#### [EXERCISE BRIEF]
Compile every line that includes the word "الأحد".

#### [SUPPLIED MATERIAL]
* begin *

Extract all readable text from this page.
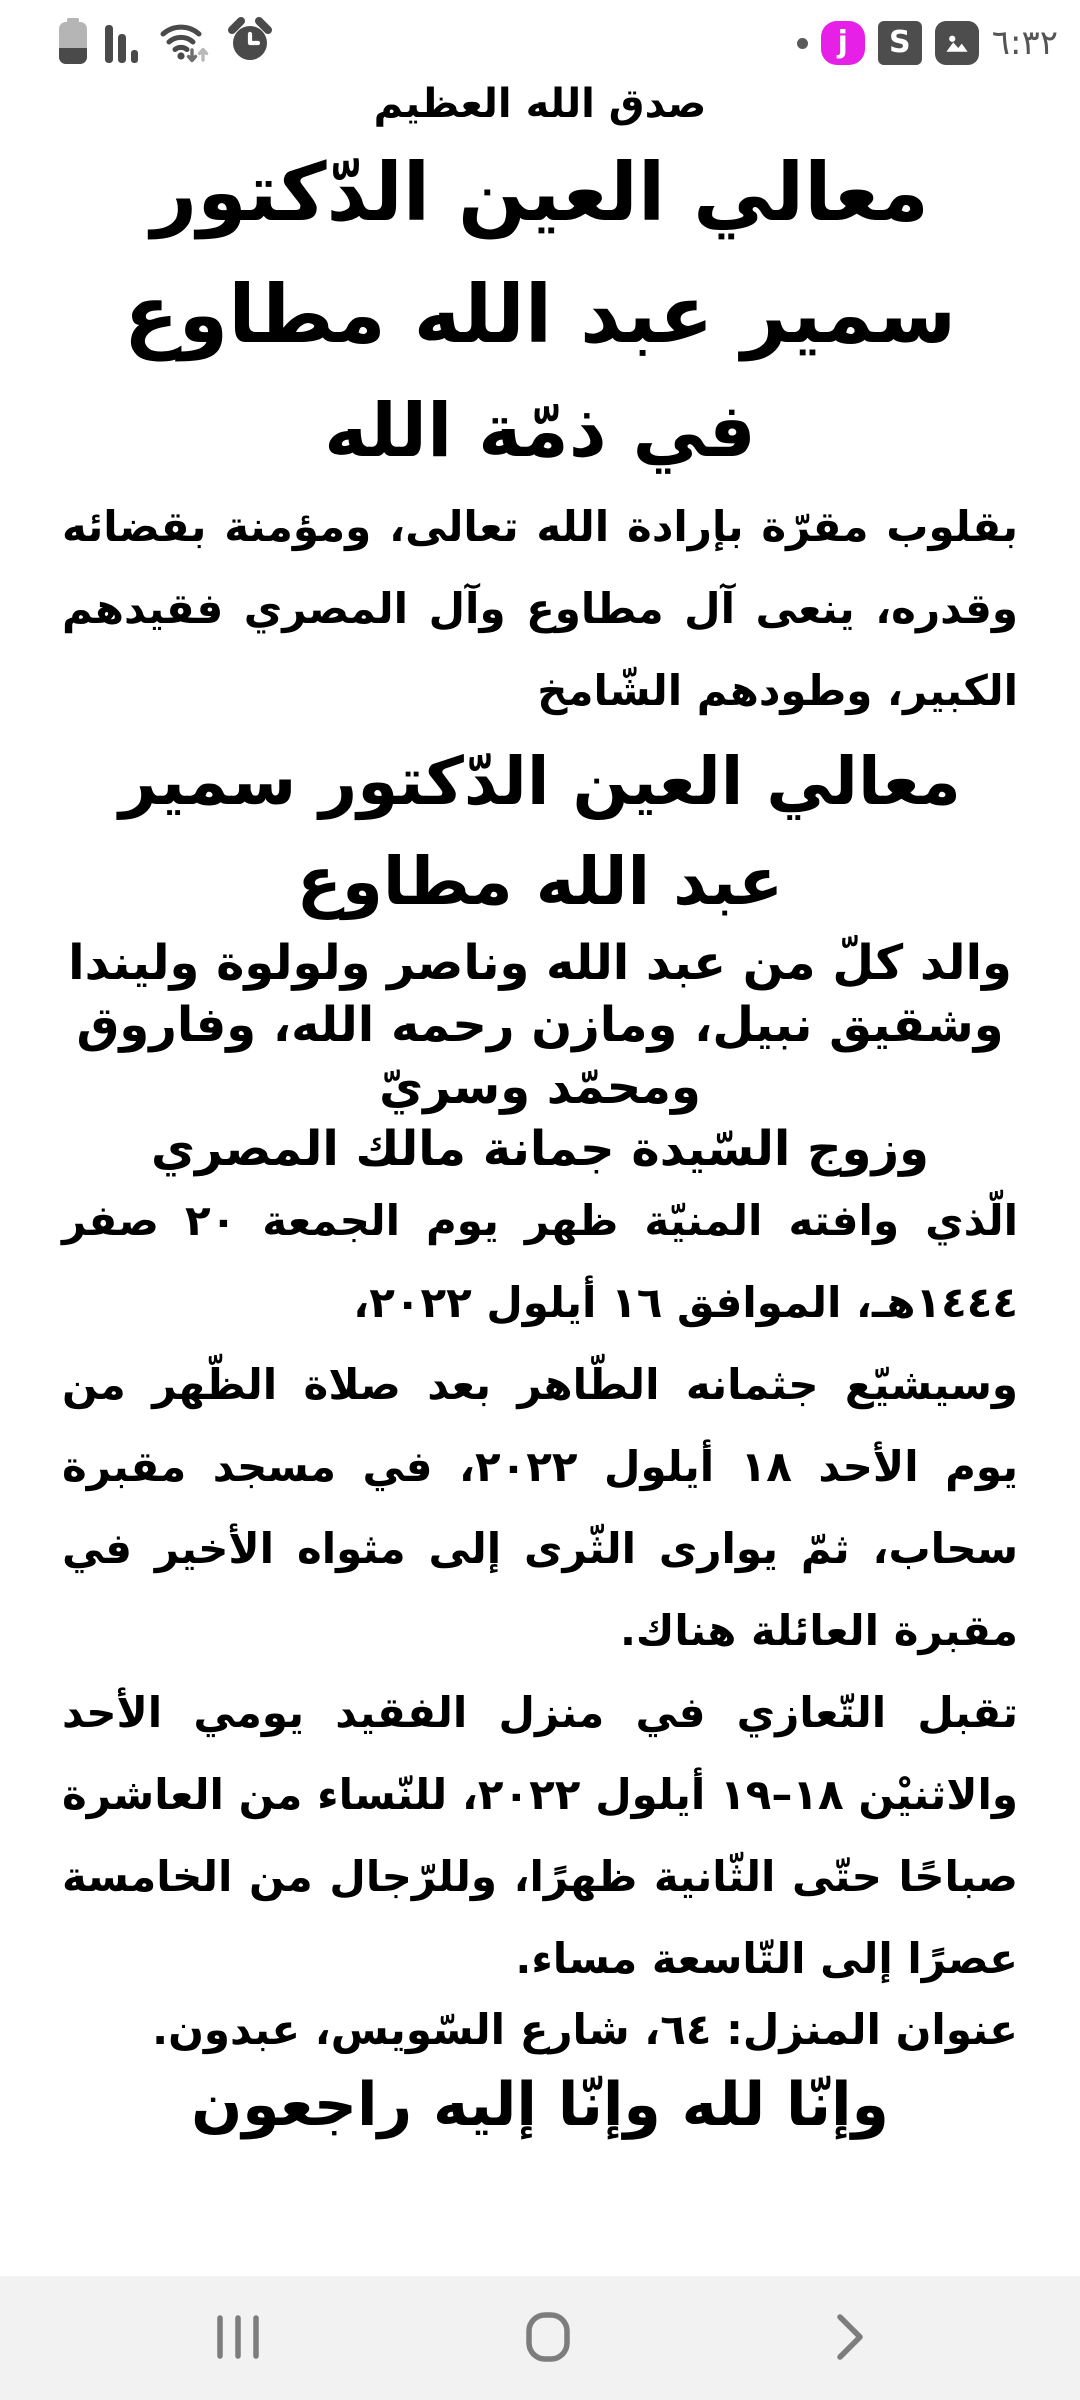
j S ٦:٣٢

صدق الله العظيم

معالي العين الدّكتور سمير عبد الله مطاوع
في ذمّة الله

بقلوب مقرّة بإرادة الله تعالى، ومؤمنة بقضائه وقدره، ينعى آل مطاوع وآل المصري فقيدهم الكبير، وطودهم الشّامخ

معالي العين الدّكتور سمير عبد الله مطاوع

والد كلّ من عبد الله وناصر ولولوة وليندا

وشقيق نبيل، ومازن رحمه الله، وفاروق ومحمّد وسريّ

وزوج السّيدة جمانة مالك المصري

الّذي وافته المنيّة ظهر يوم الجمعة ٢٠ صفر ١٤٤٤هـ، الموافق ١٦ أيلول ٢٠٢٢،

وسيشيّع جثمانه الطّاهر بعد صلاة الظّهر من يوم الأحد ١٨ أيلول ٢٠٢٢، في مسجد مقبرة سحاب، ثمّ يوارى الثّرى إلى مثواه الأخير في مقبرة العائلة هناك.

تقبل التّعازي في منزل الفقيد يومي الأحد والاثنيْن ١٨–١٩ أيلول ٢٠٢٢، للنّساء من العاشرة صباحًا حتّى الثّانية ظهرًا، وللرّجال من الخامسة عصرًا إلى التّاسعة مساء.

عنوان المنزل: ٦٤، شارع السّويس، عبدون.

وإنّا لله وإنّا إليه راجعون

* end *
* begin *

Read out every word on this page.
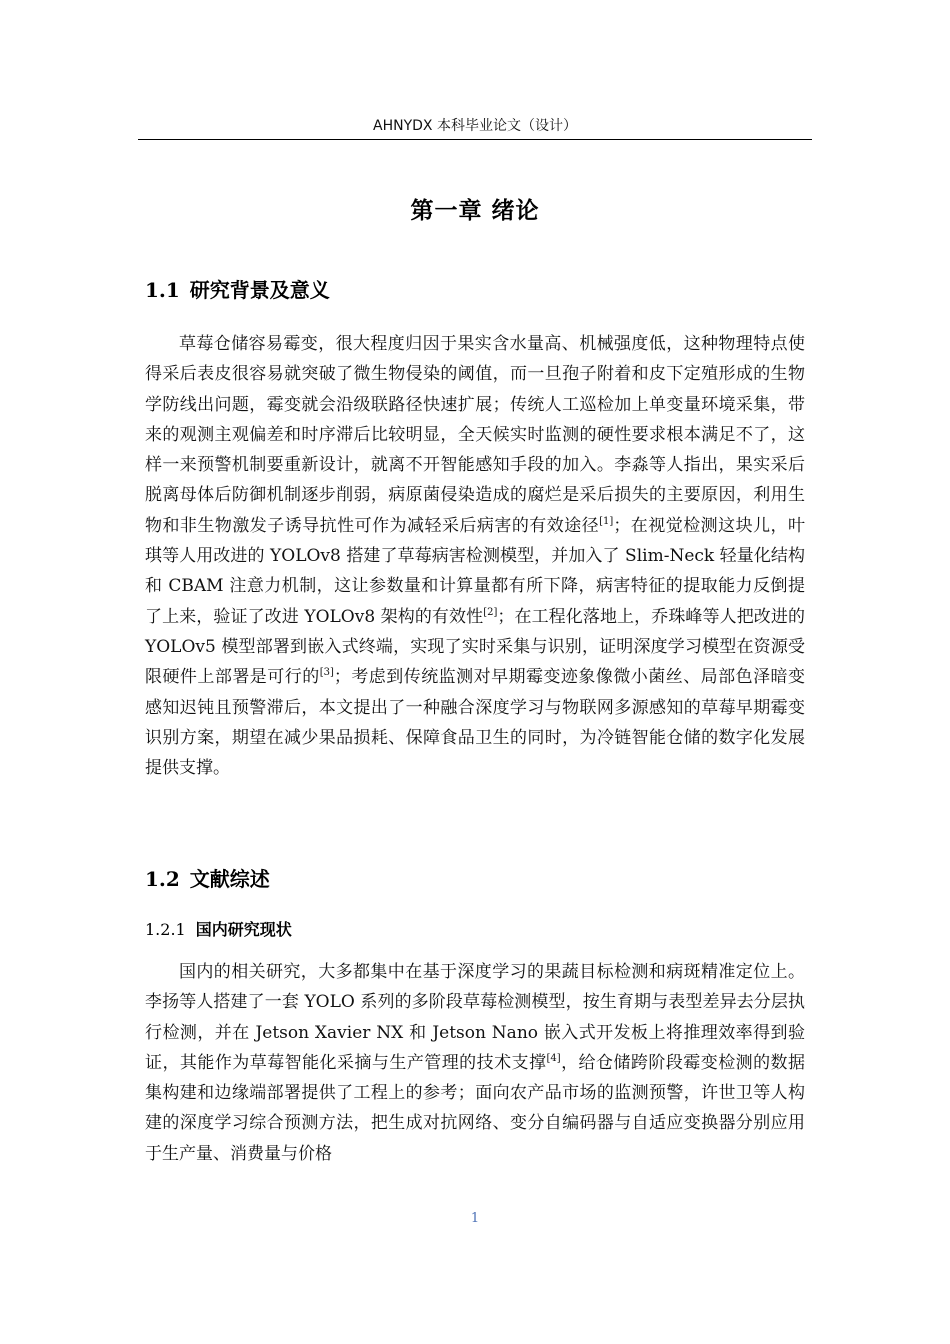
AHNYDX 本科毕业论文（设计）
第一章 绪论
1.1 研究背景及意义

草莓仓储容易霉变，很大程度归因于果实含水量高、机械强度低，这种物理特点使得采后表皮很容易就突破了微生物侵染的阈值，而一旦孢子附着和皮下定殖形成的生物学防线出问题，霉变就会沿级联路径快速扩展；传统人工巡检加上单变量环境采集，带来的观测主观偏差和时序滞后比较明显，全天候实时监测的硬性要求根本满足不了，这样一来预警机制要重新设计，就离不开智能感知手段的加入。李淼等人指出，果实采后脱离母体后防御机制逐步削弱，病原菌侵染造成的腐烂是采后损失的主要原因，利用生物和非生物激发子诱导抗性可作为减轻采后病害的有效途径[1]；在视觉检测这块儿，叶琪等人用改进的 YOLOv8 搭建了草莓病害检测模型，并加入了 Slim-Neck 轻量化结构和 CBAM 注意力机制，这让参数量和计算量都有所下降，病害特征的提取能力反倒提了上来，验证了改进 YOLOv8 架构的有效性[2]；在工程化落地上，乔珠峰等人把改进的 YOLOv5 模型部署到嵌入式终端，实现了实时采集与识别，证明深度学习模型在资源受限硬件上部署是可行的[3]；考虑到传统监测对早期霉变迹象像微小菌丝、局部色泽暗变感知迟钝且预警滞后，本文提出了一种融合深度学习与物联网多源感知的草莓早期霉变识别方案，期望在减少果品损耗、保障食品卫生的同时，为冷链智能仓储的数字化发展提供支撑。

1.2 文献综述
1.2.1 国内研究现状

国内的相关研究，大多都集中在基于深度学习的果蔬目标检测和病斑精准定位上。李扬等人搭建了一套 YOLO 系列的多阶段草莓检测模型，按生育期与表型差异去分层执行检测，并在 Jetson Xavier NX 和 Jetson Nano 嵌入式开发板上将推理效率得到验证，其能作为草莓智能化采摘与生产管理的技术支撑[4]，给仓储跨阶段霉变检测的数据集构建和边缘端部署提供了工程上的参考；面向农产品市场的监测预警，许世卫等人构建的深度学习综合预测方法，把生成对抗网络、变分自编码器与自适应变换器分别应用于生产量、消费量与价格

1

* end *

#### [COMPLETE RESPONSE]
وسيشيّع جثمانه الطّاهر بعد صلاة الظّهر من يوم الأحد ١٨ أيلول ٢٠٢٢، في مسجد مقبرة سحاب، ثمّ يوارى الثّرى إلى مثواه الأخير في مقبرة العائلة هناك.
تقبل التّعازي في منزل الفقيد يومي الأحد والاثنيْن ١٨–١٩ أيلول ٢٠٢٢، للنّساء من العاشرة صباحًا حتّى الثّانية ظهرًا، وللرّجال من الخامسة عصرًا إلى التّاسعة مساء.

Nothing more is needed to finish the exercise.